Dataset records:

-*-*-

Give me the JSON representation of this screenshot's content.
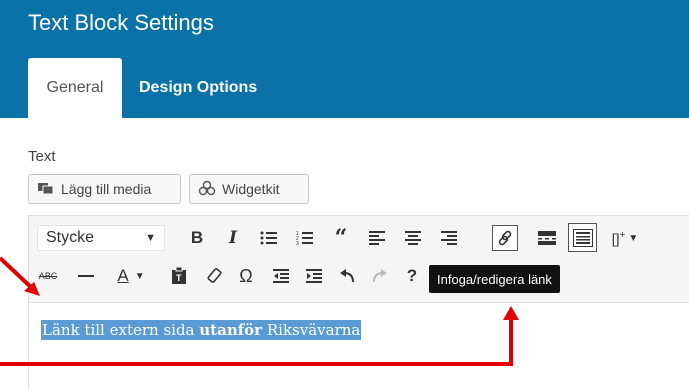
{
  "dialog": {
    "title": "Text Block Settings",
    "tabs": [
      {
        "label": "General",
        "active": true
      },
      {
        "label": "Design Options",
        "active": false
      }
    ]
  },
  "field": {
    "label": "Text",
    "buttons": {
      "add_media": "Lägg till media",
      "widgetkit": "Widgetkit"
    }
  },
  "toolbar": {
    "format_select": "Stycke",
    "icons_row1": [
      "bold-icon",
      "italic-icon",
      "bullet-list-icon",
      "numbered-list-icon",
      "blockquote-icon",
      "align-left-icon",
      "align-center-icon",
      "align-right-icon",
      "link-icon",
      "read-more-icon",
      "toolbar-toggle-icon",
      "shortcode-icon"
    ],
    "icons_row2": [
      "strikethrough-icon",
      "horizontal-rule-icon",
      "text-color-icon",
      "paste-text-icon",
      "clear-formatting-icon",
      "special-character-icon",
      "outdent-icon",
      "indent-icon",
      "undo-icon",
      "redo-icon",
      "help-icon"
    ],
    "link_tooltip": "Infoga/redigera länk"
  },
  "content": {
    "text_before": "Länk till extern sida ",
    "text_bold": "utanför",
    "text_after": " Riksvävarna"
  },
  "colors": {
    "header": "#0b72a8",
    "selection": "#5b9bd5",
    "annotation": "#e00000"
  }
}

-*-*-

SET EXERCISE | Repeat the records in full, exactly as they appear, without the pictures.

ANSWER TO THIS PROBLEM |
Give me the JSON representation of this screenshot's content.
{
  "dialog": {
    "title": "Text Block Settings",
    "tabs": [
      {
        "label": "General",
        "active": true
      },
      {
        "label": "Design Options",
        "active": false
      }
    ]
  },
  "field": {
    "label": "Text",
    "buttons": {
      "add_media": "Lägg till media",
      "widgetkit": "Widgetkit"
    }
  },
  "toolbar": {
    "format_select": "Stycke",
    "icons_row1": [
      "bold-icon",
      "italic-icon",
      "bullet-list-icon",
      "numbered-list-icon",
      "blockquote-icon",
      "align-left-icon",
      "align-center-icon",
      "align-right-icon",
      "link-icon",
      "read-more-icon",
      "toolbar-toggle-icon",
      "shortcode-icon"
    ],
    "icons_row2": [
      "strikethrough-icon",
      "horizontal-rule-icon",
      "text-color-icon",
      "paste-text-icon",
      "clear-formatting-icon",
      "special-character-icon",
      "outdent-icon",
      "indent-icon",
      "undo-icon",
      "redo-icon",
      "help-icon"
    ],
    "link_tooltip": "Infoga/redigera länk"
  },
  "content": {
    "text_before": "Länk till extern sida ",
    "text_bold": "utanför",
    "text_after": " Riksvävarna"
  },
  "colors": {
    "header": "#0b72a8",
    "selection": "#5b9bd5",
    "annotation": "#e00000"
  }
}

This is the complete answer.